### EXERCISE
Repeat, exactly and completely, the entries shown underneath.

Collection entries
==========

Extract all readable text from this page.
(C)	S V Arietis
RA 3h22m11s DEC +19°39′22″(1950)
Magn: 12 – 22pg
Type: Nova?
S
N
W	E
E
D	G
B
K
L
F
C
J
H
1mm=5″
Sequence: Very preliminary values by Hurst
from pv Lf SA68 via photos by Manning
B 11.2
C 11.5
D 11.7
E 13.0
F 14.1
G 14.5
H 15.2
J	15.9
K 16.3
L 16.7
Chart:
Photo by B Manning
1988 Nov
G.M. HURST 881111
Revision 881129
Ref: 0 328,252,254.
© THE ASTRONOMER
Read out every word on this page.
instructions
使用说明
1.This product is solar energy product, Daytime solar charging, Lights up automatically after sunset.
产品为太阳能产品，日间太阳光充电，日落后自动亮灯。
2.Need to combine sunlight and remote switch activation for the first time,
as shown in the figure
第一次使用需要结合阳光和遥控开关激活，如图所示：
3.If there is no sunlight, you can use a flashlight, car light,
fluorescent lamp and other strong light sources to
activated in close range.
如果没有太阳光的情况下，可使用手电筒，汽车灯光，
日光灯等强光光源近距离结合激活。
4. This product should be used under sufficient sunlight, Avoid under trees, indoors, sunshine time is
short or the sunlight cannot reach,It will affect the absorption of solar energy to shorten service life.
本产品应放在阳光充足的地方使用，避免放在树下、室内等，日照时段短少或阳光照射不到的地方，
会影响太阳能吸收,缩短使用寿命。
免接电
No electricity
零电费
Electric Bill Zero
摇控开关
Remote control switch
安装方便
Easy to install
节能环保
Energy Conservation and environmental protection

==========

### TASK ANSWER
Extract all readable text from this page.
(C)	S V Arietis
RA 3h22m11s DEC +19°39′22″(1950)
Magn: 12 – 22pg
Type: Nova?
S
N
W	E
E
D	G
B
K
L
F
C
J
H
1mm=5″
Sequence: Very preliminary values by Hurst
from pv Lf SA68 via photos by Manning
B 11.2
C 11.5
D 11.7
E 13.0
F 14.1
G 14.5
H 15.2
J	15.9
K 16.3
L 16.7
Chart:
Photo by B Manning
1988 Nov
G.M. HURST 881111
Revision 881129
Ref: 0 328,252,254.
© THE ASTRONOMER
Read out every word on this page.
instructions
使用说明
1.This product is solar energy product, Daytime solar charging, Lights up automatically after sunset.
产品为太阳能产品，日间太阳光充电，日落后自动亮灯。
2.Need to combine sunlight and remote switch activation for the first time,
as shown in the figure
第一次使用需要结合阳光和遥控开关激活，如图所示：
3.If there is no sunlight, you can use a flashlight, car light,
fluorescent lamp and other strong light sources to
activated in close range.
如果没有太阳光的情况下，可使用手电筒，汽车灯光，
日光灯等强光光源近距离结合激活。
4. This product should be used under sufficient sunlight, Avoid under trees, indoors, sunshine time is
short or the sunlight cannot reach,It will affect the absorption of solar energy to shorten service life.
本产品应放在阳光充足的地方使用，避免放在树下、室内等，日照时段短少或阳光照射不到的地方，
会影响太阳能吸收,缩短使用寿命。
免接电
No electricity
零电费
Electric Bill Zero
摇控开关
Remote control switch
安装方便
Easy to install
节能环保
Energy Conservation and environmental protection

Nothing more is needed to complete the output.